— BEGIN Information given —
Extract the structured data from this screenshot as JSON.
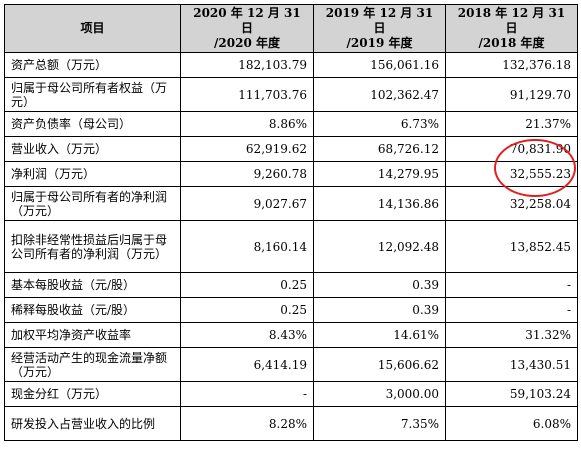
{
  "header": {
    "item": "项目",
    "col1_line1": "2020 年 12 月 31 日",
    "col1_line2": "/2020 年度",
    "col2_line1": "2019 年 12 月 31 日",
    "col2_line2": "/2019 年度",
    "col3_line1": "2018 年 12 月 31 日",
    "col3_line2": "/2018 年度"
  },
  "rows": [
    {
      "label": "资产总额（万元）",
      "v2020": "182,103.79",
      "v2019": "156,061.16",
      "v2018": "132,376.18"
    },
    {
      "label": "归属于母公司所有者权益（万元）",
      "v2020": "111,703.76",
      "v2019": "102,362.47",
      "v2018": "91,129.70"
    },
    {
      "label": "资产负债率（母公司）",
      "v2020": "8.86%",
      "v2019": "6.73%",
      "v2018": "21.37%"
    },
    {
      "label": "营业收入（万元）",
      "v2020": "62,919.62",
      "v2019": "68,726.12",
      "v2018": "70,831.90"
    },
    {
      "label": "净利润（万元）",
      "v2020": "9,260.78",
      "v2019": "14,279.95",
      "v2018": "32,555.23"
    },
    {
      "label": "归属于母公司所有者的净利润（万元）",
      "v2020": "9,027.67",
      "v2019": "14,136.86",
      "v2018": "32,258.04"
    },
    {
      "label": "扣除非经常性损益后归属于母公司所有者的净利润（万元）",
      "v2020": "8,160.14",
      "v2019": "12,092.48",
      "v2018": "13,852.45"
    },
    {
      "label": "基本每股收益（元/股）",
      "v2020": "0.25",
      "v2019": "0.39",
      "v2018": "-"
    },
    {
      "label": "稀释每股收益（元/股）",
      "v2020": "0.25",
      "v2019": "0.39",
      "v2018": "-"
    },
    {
      "label": "加权平均净资产收益率",
      "v2020": "8.43%",
      "v2019": "14.61%",
      "v2018": "31.32%"
    },
    {
      "label": "经营活动产生的现金流量净额（万元）",
      "v2020": "6,414.19",
      "v2019": "15,606.62",
      "v2018": "13,430.51"
    },
    {
      "label": "现金分红（万元）",
      "v2020": "-",
      "v2019": "3,000.00",
      "v2018": "59,103.24"
    },
    {
      "label": "研发投入占营业收入的比例",
      "v2020": "8.28%",
      "v2019": "7.35%",
      "v2018": "6.08%"
    }
  ],
  "highlight_color": "#e02020"
}
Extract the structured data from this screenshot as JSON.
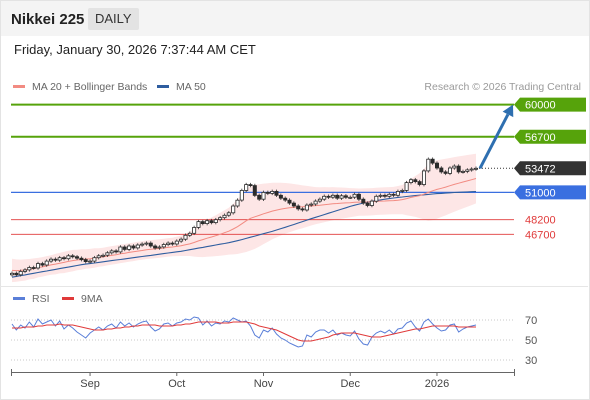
{
  "header": {
    "title": "Nikkei 225",
    "period": "DAILY"
  },
  "timestamp": "Friday, January 30, 2026 7:37:44 AM CET",
  "colors": {
    "ma20": "#f28b82",
    "ma50": "#2e5d9f",
    "band_fill": "#fde6e6",
    "target_green": "#56a30b",
    "pivot_blue": "#3a6fe0",
    "support_red": "#e03a3a",
    "price_tag": "#333333",
    "rsi": "#5a7fd8",
    "rsi_ma": "#e03a3a",
    "arrow": "#2e6fb0"
  },
  "chart_data": [
    {
      "type": "candlestick",
      "legend": [
        {
          "label": "MA 20 + Bollinger Bands",
          "color": "#f28b82"
        },
        {
          "label": "MA 50",
          "color": "#2e5d9f"
        }
      ],
      "watermark": "Research © 2026 Trading Central",
      "ylim": [
        41500,
        61500
      ],
      "x_ticks": [
        {
          "label": "Sep",
          "index": 18
        },
        {
          "label": "Oct",
          "index": 38
        },
        {
          "label": "Nov",
          "index": 58
        },
        {
          "label": "Dec",
          "index": 78
        },
        {
          "label": "2026",
          "index": 98
        }
      ],
      "levels": [
        {
          "value": 60000,
          "label": "60000",
          "kind": "target"
        },
        {
          "value": 56700,
          "label": "56700",
          "kind": "target"
        },
        {
          "value": 53472,
          "label": "53472",
          "kind": "last"
        },
        {
          "value": 51000,
          "label": "51000",
          "kind": "pivot"
        },
        {
          "value": 48200,
          "label": "48200",
          "kind": "support"
        },
        {
          "value": 46700,
          "label": "46700",
          "kind": "support"
        }
      ],
      "closes": [
        42700,
        42550,
        42900,
        43050,
        43300,
        43250,
        43700,
        43550,
        43950,
        44150,
        44050,
        44300,
        44200,
        44500,
        44400,
        44250,
        44100,
        43900,
        43950,
        44300,
        44500,
        44550,
        44800,
        45000,
        44900,
        45400,
        45150,
        45500,
        45300,
        45600,
        45700,
        45800,
        45500,
        45300,
        45400,
        45650,
        45800,
        45700,
        46000,
        46200,
        46600,
        46800,
        47400,
        48000,
        47800,
        48100,
        47900,
        48200,
        48400,
        48650,
        48900,
        49600,
        50200,
        51200,
        51800,
        51700,
        50700,
        50300,
        51000,
        50900,
        51100,
        50700,
        50400,
        50200,
        49900,
        49600,
        49300,
        49200,
        49700,
        49800,
        50100,
        50300,
        50600,
        50500,
        50700,
        50400,
        50650,
        50500,
        50500,
        50800,
        50300,
        49900,
        49650,
        50100,
        50600,
        50700,
        50600,
        50800,
        50700,
        51100,
        51200,
        52000,
        52300,
        52100,
        51800,
        53200,
        54400,
        54000,
        53500,
        53100,
        52950,
        53500,
        53700,
        53100,
        53150,
        53300,
        53400,
        53472
      ],
      "ma20": [
        43000,
        42980,
        43000,
        43050,
        43120,
        43180,
        43280,
        43360,
        43460,
        43560,
        43640,
        43740,
        43820,
        43920,
        44000,
        44060,
        44120,
        44160,
        44200,
        44260,
        44320,
        44380,
        44460,
        44540,
        44600,
        44700,
        44760,
        44840,
        44900,
        44980,
        45040,
        45120,
        45160,
        45200,
        45240,
        45300,
        45360,
        45400,
        45460,
        45520,
        45620,
        45720,
        45860,
        46020,
        46160,
        46300,
        46420,
        46560,
        46700,
        46860,
        47020,
        47240,
        47480,
        47780,
        48080,
        48340,
        48500,
        48640,
        48800,
        48940,
        49080,
        49180,
        49280,
        49360,
        49420,
        49460,
        49500,
        49520,
        49560,
        49600,
        49640,
        49680,
        49740,
        49780,
        49840,
        49860,
        49900,
        49920,
        49940,
        49980,
        50000,
        50010,
        50020,
        50040,
        50080,
        50100,
        50120,
        50140,
        50160,
        50200,
        50260,
        50360,
        50480,
        50580,
        50660,
        50820,
        51000,
        51160,
        51300,
        51420,
        51540,
        51680,
        51820,
        51940,
        52060,
        52180,
        52300,
        52420
      ],
      "ma50": [
        42300,
        42380,
        42460,
        42540,
        42620,
        42700,
        42780,
        42860,
        42940,
        43020,
        43100,
        43180,
        43260,
        43340,
        43420,
        43500,
        43580,
        43640,
        43700,
        43760,
        43820,
        43880,
        43940,
        44000,
        44060,
        44120,
        44180,
        44240,
        44300,
        44360,
        44420,
        44480,
        44540,
        44600,
        44660,
        44720,
        44780,
        44840,
        44900,
        44960,
        45040,
        45120,
        45200,
        45280,
        45360,
        45440,
        45520,
        45600,
        45680,
        45760,
        45840,
        45940,
        46040,
        46160,
        46280,
        46400,
        46520,
        46640,
        46760,
        46880,
        47000,
        47140,
        47280,
        47420,
        47560,
        47700,
        47860,
        48000,
        48160,
        48300,
        48440,
        48580,
        48720,
        48860,
        49000,
        49140,
        49280,
        49420,
        49560,
        49680,
        49800,
        49900,
        50000,
        50080,
        50160,
        50230,
        50300,
        50360,
        50420,
        50480,
        50530,
        50580,
        50630,
        50670,
        50710,
        50750,
        50790,
        50830,
        50870,
        50900,
        50930,
        50960,
        50990,
        51010,
        51030,
        51050,
        51070,
        51090
      ],
      "bb_width": [
        1200,
        1150,
        1100,
        1100,
        1050,
        1050,
        1000,
        1000,
        1000,
        1000,
        1050,
        1050,
        1100,
        1100,
        1100,
        1050,
        1050,
        1000,
        1000,
        1000,
        950,
        950,
        950,
        950,
        950,
        950,
        950,
        950,
        950,
        950,
        950,
        950,
        950,
        950,
        950,
        950,
        950,
        950,
        1000,
        1050,
        1150,
        1250,
        1450,
        1650,
        1800,
        1900,
        2000,
        2100,
        2200,
        2300,
        2400,
        2600,
        2800,
        3000,
        3200,
        3300,
        3300,
        3200,
        3100,
        3000,
        2900,
        2800,
        2700,
        2600,
        2500,
        2400,
        2300,
        2200,
        2100,
        2000,
        1900,
        1850,
        1800,
        1750,
        1700,
        1650,
        1600,
        1550,
        1500,
        1450,
        1400,
        1400,
        1400,
        1400,
        1400,
        1400,
        1400,
        1400,
        1400,
        1450,
        1500,
        1700,
        1900,
        2100,
        2300,
        2600,
        2900,
        3000,
        3000,
        2950,
        2900,
        2850,
        2800,
        2750,
        2700,
        2650,
        2600,
        2550
      ]
    },
    {
      "type": "line",
      "legend": [
        {
          "label": "RSI",
          "color": "#5a7fd8"
        },
        {
          "label": "9MA",
          "color": "#e03a3a"
        }
      ],
      "ylim": [
        20,
        80
      ],
      "y_ticks": [
        70,
        50,
        30
      ],
      "rsi": [
        66,
        60,
        65,
        62,
        68,
        63,
        71,
        66,
        68,
        70,
        64,
        69,
        61,
        65,
        62,
        58,
        55,
        52,
        57,
        60,
        63,
        60,
        64,
        66,
        62,
        68,
        64,
        67,
        63,
        66,
        68,
        69,
        63,
        59,
        61,
        66,
        67,
        64,
        67,
        68,
        71,
        70,
        73,
        72,
        65,
        69,
        64,
        67,
        66,
        69,
        68,
        72,
        70,
        68,
        69,
        64,
        55,
        52,
        60,
        58,
        62,
        56,
        52,
        50,
        47,
        45,
        43,
        44,
        55,
        53,
        58,
        60,
        60,
        57,
        60,
        55,
        57,
        55,
        54,
        59,
        51,
        46,
        45,
        53,
        57,
        59,
        57,
        60,
        56,
        61,
        62,
        67,
        69,
        63,
        59,
        68,
        71,
        66,
        62,
        59,
        60,
        65,
        66,
        58,
        61,
        63,
        64,
        65
      ],
      "rsi_ma": [
        62,
        62,
        62,
        63,
        63,
        63,
        64,
        64,
        65,
        65,
        65,
        66,
        65,
        65,
        65,
        64,
        63,
        62,
        61,
        60,
        60,
        60,
        61,
        61,
        62,
        62,
        63,
        63,
        64,
        64,
        65,
        65,
        65,
        65,
        64,
        64,
        64,
        64,
        65,
        65,
        66,
        66,
        67,
        68,
        68,
        68,
        68,
        68,
        67,
        67,
        67,
        68,
        68,
        68,
        68,
        67,
        66,
        64,
        63,
        62,
        61,
        60,
        58,
        56,
        54,
        52,
        50,
        49,
        49,
        49,
        50,
        51,
        52,
        53,
        55,
        56,
        57,
        57,
        57,
        57,
        56,
        55,
        54,
        53,
        53,
        53,
        54,
        55,
        56,
        57,
        58,
        59,
        60,
        61,
        61,
        62,
        63,
        64,
        64,
        64,
        64,
        64,
        64,
        63,
        63,
        63,
        63,
        63
      ]
    }
  ]
}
— END Information given —
• **What is being asked**:
Copy out every line from the data above that has "value" in it.

• **The output**:
          "value": 60000,
          "value": 56700,
          "value": 53472,
          "value": 51000,
          "value": 48200,
          "value": 46700,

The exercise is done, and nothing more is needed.